Short problem: Leaving out the pictures, transcribe all of the records faithfully.

Record set:
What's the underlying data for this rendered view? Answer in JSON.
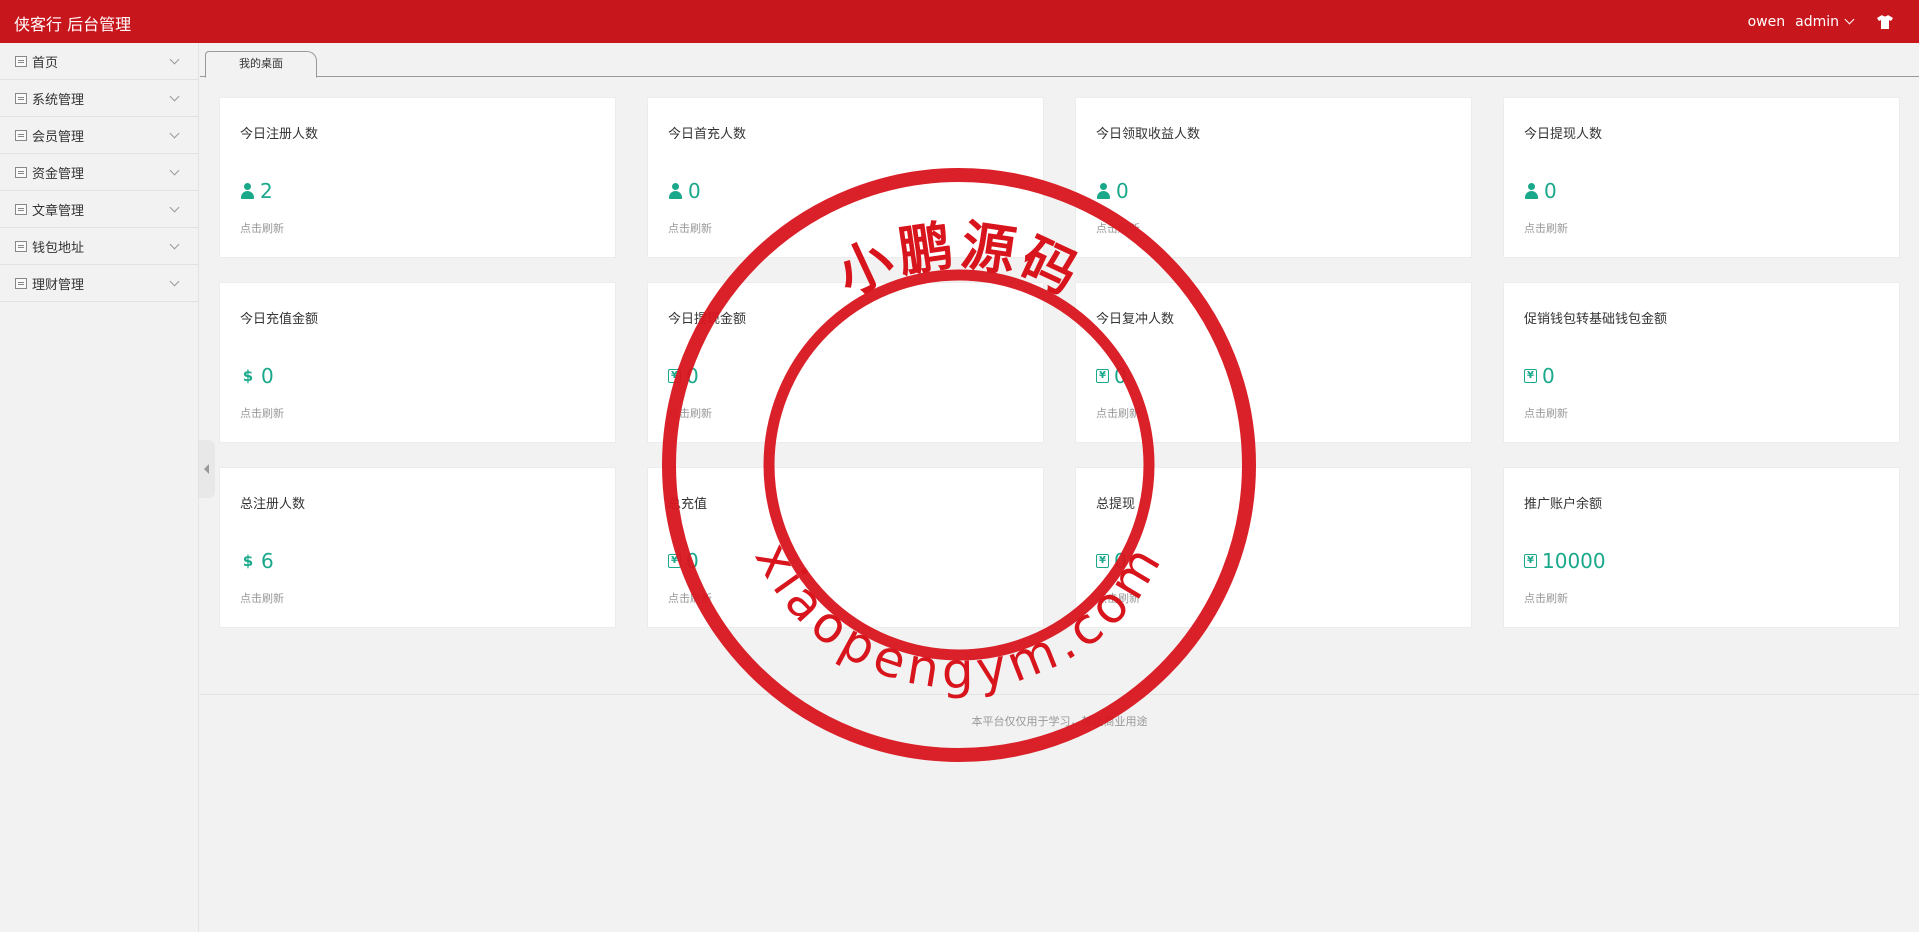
{
  "header": {
    "brand": "侠客行 后台管理",
    "user_name": "owen",
    "admin_label": "admin",
    "shirt_icon": "tshirt-icon",
    "background": "#c8161d"
  },
  "sidebar": {
    "items": [
      {
        "label": "首页",
        "icon": "list-icon"
      },
      {
        "label": "系统管理",
        "icon": "list-icon"
      },
      {
        "label": "会员管理",
        "icon": "list-icon"
      },
      {
        "label": "资金管理",
        "icon": "list-icon"
      },
      {
        "label": "文章管理",
        "icon": "list-icon"
      },
      {
        "label": "钱包地址",
        "icon": "list-icon"
      },
      {
        "label": "理财管理",
        "icon": "list-icon"
      }
    ]
  },
  "tabs": [
    {
      "label": "我的桌面"
    }
  ],
  "cards": [
    {
      "title": "今日注册人数",
      "value": "2",
      "icon": "user-icon",
      "refresh": "点击刷新"
    },
    {
      "title": "今日首充人数",
      "value": "0",
      "icon": "user-icon",
      "refresh": "点击刷新"
    },
    {
      "title": "今日领取收益人数",
      "value": "0",
      "icon": "user-icon",
      "refresh": "点击刷新"
    },
    {
      "title": "今日提现人数",
      "value": "0",
      "icon": "user-icon",
      "refresh": "点击刷新"
    },
    {
      "title": "今日充值金额",
      "value": "0",
      "icon": "dollar-icon",
      "refresh": "点击刷新"
    },
    {
      "title": "今日提现金额",
      "value": "0",
      "icon": "yen-icon",
      "refresh": "点击刷新"
    },
    {
      "title": "今日复冲人数",
      "value": "0",
      "icon": "yen-icon",
      "refresh": "点击刷新"
    },
    {
      "title": "促销钱包转基础钱包金额",
      "value": "0",
      "icon": "yen-icon",
      "refresh": "点击刷新"
    },
    {
      "title": "总注册人数",
      "value": "6",
      "icon": "dollar-icon",
      "refresh": "点击刷新"
    },
    {
      "title": "总充值",
      "value": "0",
      "icon": "yen-icon",
      "refresh": "点击刷新"
    },
    {
      "title": "总提现",
      "value": "0",
      "icon": "yen-icon",
      "refresh": "点击刷新"
    },
    {
      "title": "推广账户余额",
      "value": "10000",
      "icon": "yen-icon",
      "refresh": "点击刷新"
    }
  ],
  "footer": {
    "text": "本平台仅仅用于学习，禁止商业用途"
  },
  "watermark": {
    "top_text": "小鹏源码",
    "bottom_text": "xiaopengym.com",
    "color": "#d8141c"
  },
  "colors": {
    "value_green": "#1aa88b"
  }
}
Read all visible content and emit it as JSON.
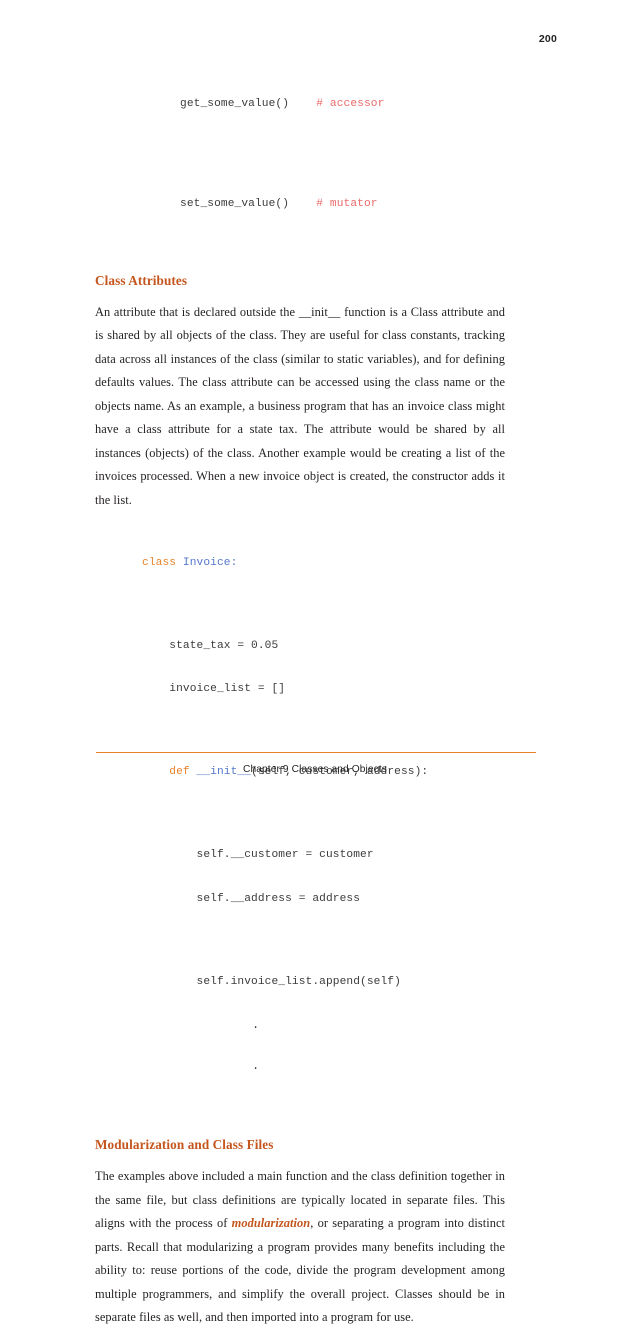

The completed task:
What's the underlying data for this rendered view? Answer in JSON.
{
  "header": {
    "brand": "侠客行 后台管理",
    "user_name": "owen",
    "admin_label": "admin",
    "shirt_icon": "tshirt-icon",
    "background": "#c8161d"
  },
  "sidebar": {
    "items": [
      {
        "label": "首页",
        "icon": "list-icon"
      },
      {
        "label": "系统管理",
        "icon": "list-icon"
      },
      {
        "label": "会员管理",
        "icon": "list-icon"
      },
      {
        "label": "资金管理",
        "icon": "list-icon"
      },
      {
        "label": "文章管理",
        "icon": "list-icon"
      },
      {
        "label": "钱包地址",
        "icon": "list-icon"
      },
      {
        "label": "理财管理",
        "icon": "list-icon"
      }
    ]
  },
  "tabs": [
    {
      "label": "我的桌面"
    }
  ],
  "cards": [
    {
      "title": "今日注册人数",
      "value": "2",
      "icon": "user-icon",
      "refresh": "点击刷新"
    },
    {
      "title": "今日首充人数",
      "value": "0",
      "icon": "user-icon",
      "refresh": "点击刷新"
    },
    {
      "title": "今日领取收益人数",
      "value": "0",
      "icon": "user-icon",
      "refresh": "点击刷新"
    },
    {
      "title": "今日提现人数",
      "value": "0",
      "icon": "user-icon",
      "refresh": "点击刷新"
    },
    {
      "title": "今日充值金额",
      "value": "0",
      "icon": "dollar-icon",
      "refresh": "点击刷新"
    },
    {
      "title": "今日提现金额",
      "value": "0",
      "icon": "yen-icon",
      "refresh": "点击刷新"
    },
    {
      "title": "今日复冲人数",
      "value": "0",
      "icon": "yen-icon",
      "refresh": "点击刷新"
    },
    {
      "title": "促销钱包转基础钱包金额",
      "value": "0",
      "icon": "yen-icon",
      "refresh": "点击刷新"
    },
    {
      "title": "总注册人数",
      "value": "6",
      "icon": "dollar-icon",
      "refresh": "点击刷新"
    },
    {
      "title": "总充值",
      "value": "0",
      "icon": "yen-icon",
      "refresh": "点击刷新"
    },
    {
      "title": "总提现",
      "value": "0",
      "icon": "yen-icon",
      "refresh": "点击刷新"
    },
    {
      "title": "推广账户余额",
      "value": "10000",
      "icon": "yen-icon",
      "refresh": "点击刷新"
    }
  ],
  "footer": {
    "text": "本平台仅仅用于学习，禁止商业用途"
  },
  "watermark": {
    "top_text": "小鹏源码",
    "bottom_text": "xiaopengym.com",
    "color": "#d8141c"
  },
  "colors": {
    "value_green": "#1aa88b"
  }
}
Read all visible content and emit it as JSON.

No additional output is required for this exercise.